* BEGIN *
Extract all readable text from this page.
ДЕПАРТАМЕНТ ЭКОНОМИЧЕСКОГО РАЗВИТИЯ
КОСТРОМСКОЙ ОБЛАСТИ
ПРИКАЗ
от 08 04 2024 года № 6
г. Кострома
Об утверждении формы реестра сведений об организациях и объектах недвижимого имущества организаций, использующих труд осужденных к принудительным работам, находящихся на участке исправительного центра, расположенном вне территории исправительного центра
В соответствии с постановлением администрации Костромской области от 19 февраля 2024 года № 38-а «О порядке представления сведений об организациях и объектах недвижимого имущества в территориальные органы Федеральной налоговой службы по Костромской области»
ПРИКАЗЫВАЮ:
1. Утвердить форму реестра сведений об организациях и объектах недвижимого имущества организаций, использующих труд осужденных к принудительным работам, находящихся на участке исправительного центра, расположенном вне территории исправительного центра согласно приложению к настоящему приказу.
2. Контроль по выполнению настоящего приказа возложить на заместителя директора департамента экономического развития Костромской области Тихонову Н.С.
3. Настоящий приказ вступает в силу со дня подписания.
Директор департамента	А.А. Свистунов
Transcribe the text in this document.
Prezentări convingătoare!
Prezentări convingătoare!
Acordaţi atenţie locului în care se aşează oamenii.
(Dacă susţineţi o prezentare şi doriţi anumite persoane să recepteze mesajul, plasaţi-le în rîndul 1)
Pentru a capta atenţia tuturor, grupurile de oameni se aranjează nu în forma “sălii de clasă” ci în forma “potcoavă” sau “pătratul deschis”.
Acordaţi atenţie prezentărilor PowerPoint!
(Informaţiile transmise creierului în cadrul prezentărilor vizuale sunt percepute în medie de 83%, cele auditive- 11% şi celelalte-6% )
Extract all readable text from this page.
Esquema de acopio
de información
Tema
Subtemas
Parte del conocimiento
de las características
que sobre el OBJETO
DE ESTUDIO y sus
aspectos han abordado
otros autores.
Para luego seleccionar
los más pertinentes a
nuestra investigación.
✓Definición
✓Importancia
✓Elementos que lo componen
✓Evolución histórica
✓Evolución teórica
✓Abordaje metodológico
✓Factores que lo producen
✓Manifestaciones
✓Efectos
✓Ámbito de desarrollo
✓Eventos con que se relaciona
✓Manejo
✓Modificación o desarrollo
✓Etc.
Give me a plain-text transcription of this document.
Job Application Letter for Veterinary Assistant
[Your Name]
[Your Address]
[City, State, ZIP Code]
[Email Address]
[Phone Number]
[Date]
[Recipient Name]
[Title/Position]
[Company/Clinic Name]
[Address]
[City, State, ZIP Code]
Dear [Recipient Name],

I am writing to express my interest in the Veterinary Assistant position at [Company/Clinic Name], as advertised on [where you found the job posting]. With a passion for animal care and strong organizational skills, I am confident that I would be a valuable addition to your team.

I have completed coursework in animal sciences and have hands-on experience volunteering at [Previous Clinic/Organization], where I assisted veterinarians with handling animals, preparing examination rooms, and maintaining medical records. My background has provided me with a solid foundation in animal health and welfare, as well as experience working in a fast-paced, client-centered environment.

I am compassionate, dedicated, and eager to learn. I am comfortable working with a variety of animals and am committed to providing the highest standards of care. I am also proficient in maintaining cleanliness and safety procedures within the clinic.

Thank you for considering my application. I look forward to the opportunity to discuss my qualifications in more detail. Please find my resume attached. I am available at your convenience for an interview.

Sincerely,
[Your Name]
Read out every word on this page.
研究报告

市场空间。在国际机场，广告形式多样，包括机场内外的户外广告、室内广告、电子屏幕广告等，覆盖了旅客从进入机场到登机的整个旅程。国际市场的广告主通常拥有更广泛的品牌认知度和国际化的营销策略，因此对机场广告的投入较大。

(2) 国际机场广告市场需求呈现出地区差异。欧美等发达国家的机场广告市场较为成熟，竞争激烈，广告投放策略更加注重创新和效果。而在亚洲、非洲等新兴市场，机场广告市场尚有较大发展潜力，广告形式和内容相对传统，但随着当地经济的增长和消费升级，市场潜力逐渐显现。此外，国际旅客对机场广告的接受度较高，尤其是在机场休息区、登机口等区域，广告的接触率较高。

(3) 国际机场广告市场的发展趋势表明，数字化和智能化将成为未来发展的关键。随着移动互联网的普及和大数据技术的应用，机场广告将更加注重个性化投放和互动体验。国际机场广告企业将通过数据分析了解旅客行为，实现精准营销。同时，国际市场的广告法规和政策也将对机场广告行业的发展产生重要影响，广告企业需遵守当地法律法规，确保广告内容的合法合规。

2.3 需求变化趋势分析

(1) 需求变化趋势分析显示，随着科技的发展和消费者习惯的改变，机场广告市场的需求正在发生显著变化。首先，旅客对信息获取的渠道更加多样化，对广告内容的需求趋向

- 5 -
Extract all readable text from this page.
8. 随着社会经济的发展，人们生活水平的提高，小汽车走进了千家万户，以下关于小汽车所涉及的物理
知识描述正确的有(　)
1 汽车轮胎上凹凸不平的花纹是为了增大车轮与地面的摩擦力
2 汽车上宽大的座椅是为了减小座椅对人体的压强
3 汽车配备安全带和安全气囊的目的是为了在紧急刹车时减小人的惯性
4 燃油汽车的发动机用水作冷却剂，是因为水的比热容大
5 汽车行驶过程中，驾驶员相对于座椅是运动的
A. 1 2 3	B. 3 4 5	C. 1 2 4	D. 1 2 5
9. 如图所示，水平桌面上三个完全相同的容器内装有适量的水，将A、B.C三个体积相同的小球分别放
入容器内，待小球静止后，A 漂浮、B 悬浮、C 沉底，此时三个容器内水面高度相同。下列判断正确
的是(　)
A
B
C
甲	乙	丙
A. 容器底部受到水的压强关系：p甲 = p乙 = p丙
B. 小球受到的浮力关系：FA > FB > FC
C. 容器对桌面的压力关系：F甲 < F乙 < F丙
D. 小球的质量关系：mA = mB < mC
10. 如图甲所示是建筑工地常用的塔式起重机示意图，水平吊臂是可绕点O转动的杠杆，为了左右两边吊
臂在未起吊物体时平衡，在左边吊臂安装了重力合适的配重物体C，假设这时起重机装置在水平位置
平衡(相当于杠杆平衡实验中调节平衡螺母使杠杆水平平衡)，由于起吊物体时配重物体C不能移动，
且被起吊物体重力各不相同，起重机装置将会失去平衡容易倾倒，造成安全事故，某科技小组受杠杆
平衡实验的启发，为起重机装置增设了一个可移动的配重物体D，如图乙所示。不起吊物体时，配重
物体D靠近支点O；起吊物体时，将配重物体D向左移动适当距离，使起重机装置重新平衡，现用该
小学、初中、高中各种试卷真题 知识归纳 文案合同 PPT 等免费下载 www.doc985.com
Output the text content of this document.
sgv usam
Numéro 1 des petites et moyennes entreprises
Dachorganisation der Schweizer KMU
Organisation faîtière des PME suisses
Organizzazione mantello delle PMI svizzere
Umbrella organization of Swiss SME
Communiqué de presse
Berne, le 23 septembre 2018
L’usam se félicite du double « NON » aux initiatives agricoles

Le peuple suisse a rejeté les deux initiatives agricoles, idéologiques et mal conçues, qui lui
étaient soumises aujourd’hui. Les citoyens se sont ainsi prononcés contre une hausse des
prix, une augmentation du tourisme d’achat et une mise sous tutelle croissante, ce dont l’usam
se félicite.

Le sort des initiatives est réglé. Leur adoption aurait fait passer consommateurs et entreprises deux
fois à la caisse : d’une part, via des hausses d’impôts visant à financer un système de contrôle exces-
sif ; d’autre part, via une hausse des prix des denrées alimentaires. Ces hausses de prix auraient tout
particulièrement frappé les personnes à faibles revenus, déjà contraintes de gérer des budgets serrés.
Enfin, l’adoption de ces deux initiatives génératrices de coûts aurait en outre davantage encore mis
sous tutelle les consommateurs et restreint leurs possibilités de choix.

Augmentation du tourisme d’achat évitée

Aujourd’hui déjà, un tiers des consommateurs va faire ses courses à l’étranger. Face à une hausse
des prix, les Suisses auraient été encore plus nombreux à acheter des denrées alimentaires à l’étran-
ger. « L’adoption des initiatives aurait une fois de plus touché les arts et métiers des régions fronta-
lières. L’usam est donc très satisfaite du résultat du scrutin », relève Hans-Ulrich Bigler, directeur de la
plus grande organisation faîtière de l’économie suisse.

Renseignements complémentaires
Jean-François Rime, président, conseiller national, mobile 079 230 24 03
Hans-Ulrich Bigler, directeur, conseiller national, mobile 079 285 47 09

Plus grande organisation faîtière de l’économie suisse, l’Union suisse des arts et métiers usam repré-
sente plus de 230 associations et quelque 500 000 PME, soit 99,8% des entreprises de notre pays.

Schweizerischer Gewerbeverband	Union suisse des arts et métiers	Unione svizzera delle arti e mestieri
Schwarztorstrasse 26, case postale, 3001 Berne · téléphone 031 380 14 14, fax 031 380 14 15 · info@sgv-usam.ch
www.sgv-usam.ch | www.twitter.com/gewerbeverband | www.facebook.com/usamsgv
* END *
▸ **Instructions to follow**: For each line above that contains the word "métiers", copy that line.

▸ **Worked answer**:
ger. « L’adoption des initiatives aurait une fois de plus touché les arts et métiers des régions fronta-
Plus grande organisation faîtière de l’économie suisse, l’Union suisse des arts et métiers usam repré-
Schweizerischer Gewerbeverband	Union suisse des arts et métiers	Unione svizzera delle arti e mestieri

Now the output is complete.